§ TASK INSTRUCTIONS
In the listing below, find every line containing "统编版小学语文教师" and copy it out.

§ SUPPLIED RECORDS
:::
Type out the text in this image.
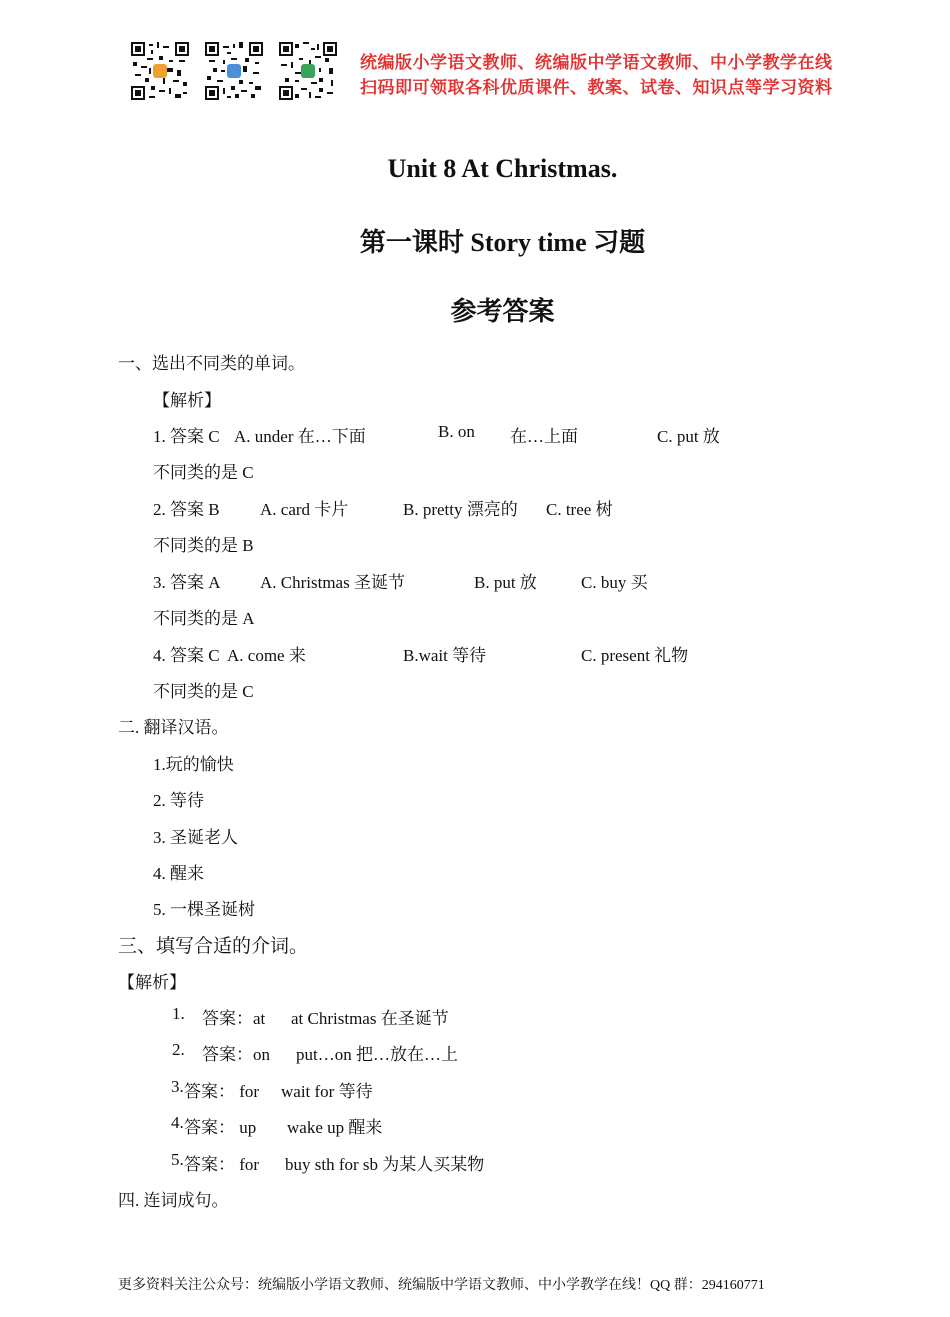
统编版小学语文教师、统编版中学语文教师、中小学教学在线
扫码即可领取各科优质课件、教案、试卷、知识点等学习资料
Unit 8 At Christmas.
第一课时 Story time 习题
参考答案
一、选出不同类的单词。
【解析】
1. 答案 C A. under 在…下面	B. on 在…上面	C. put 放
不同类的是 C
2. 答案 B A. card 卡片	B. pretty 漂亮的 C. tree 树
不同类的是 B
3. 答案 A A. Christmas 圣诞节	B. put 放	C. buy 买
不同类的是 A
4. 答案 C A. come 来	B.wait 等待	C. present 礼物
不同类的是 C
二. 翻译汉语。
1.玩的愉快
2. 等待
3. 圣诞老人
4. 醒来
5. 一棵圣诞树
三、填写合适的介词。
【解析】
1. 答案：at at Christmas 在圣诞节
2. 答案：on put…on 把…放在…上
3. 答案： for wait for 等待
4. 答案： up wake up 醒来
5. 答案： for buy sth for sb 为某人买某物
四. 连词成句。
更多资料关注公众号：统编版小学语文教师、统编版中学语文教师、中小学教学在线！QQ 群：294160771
:::
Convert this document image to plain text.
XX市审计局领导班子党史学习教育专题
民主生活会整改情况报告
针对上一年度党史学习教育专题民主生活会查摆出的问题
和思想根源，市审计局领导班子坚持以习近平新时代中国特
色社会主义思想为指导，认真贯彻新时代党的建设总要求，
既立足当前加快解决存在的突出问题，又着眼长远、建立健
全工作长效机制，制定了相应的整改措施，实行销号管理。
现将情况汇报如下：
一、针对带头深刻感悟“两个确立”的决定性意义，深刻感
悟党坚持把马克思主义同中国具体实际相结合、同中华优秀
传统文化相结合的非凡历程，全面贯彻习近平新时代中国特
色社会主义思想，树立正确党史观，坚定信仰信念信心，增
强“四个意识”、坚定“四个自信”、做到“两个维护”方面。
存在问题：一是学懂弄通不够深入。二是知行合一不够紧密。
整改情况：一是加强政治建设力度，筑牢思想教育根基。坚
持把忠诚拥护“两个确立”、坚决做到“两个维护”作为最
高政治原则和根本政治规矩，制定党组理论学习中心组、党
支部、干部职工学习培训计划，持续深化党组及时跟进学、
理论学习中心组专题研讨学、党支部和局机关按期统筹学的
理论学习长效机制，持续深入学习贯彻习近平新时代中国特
:::
§ THE RESPONSE
统编版小学语文教师、统编版中学语文教师、中小学教学在线
更多资料关注公众号：统编版小学语文教师、统编版中学语文教师、中小学教学在线！QQ 群：294160771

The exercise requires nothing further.